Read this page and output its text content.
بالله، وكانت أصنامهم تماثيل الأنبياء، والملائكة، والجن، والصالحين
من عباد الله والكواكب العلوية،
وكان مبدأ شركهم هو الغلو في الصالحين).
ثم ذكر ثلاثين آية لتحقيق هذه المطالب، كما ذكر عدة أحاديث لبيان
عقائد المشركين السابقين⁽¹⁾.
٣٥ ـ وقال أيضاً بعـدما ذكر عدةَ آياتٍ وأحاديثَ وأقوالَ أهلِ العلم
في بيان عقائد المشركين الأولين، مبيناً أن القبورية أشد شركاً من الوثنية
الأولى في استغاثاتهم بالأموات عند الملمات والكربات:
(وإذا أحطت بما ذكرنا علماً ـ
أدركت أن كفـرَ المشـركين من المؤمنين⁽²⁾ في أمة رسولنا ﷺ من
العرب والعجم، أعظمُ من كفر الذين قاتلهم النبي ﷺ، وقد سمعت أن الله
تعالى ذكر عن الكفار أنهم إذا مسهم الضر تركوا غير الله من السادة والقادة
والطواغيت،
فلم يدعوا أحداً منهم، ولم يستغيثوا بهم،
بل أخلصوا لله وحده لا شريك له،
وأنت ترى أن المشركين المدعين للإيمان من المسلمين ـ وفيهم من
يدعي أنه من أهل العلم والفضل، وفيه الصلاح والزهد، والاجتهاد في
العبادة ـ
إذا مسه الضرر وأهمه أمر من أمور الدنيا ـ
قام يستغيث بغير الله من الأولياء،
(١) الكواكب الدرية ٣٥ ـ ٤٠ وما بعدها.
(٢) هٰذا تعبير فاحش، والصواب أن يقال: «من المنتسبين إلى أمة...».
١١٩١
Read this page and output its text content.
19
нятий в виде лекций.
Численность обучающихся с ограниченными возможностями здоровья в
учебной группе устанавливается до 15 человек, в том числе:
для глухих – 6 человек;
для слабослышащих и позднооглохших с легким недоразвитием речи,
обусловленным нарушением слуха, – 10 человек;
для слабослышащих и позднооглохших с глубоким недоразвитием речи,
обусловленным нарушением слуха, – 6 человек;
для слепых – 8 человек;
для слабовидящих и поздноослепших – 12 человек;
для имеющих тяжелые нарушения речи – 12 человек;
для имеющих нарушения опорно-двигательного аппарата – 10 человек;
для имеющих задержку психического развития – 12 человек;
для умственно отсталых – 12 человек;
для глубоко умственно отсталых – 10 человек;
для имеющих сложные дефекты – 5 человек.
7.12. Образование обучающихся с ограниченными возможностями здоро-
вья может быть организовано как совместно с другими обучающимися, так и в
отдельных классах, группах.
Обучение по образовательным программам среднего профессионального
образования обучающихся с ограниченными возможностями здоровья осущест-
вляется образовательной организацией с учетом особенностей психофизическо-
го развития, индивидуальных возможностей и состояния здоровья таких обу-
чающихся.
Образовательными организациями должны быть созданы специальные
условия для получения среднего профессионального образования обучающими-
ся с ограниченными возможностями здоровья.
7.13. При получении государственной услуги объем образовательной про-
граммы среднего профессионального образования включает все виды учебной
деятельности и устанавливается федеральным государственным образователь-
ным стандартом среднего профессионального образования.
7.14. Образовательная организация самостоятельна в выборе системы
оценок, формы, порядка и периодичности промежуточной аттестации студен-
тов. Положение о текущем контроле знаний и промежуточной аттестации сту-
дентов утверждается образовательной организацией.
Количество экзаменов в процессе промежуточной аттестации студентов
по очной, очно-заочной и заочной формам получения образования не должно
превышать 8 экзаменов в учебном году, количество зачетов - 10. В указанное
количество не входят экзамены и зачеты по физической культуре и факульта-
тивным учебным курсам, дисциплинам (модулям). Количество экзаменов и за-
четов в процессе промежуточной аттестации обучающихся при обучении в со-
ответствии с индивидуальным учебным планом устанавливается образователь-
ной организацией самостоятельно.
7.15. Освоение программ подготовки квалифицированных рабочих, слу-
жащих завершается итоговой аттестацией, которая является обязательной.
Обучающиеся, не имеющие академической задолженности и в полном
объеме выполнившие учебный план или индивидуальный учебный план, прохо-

*What this task involves:* Pick out every line holding the string "быть" and return it.

*Output of the exercise:*
вья может быть организовано как совместно с другими обучающимися, так и в
Образовательными организациями должны быть созданы специальные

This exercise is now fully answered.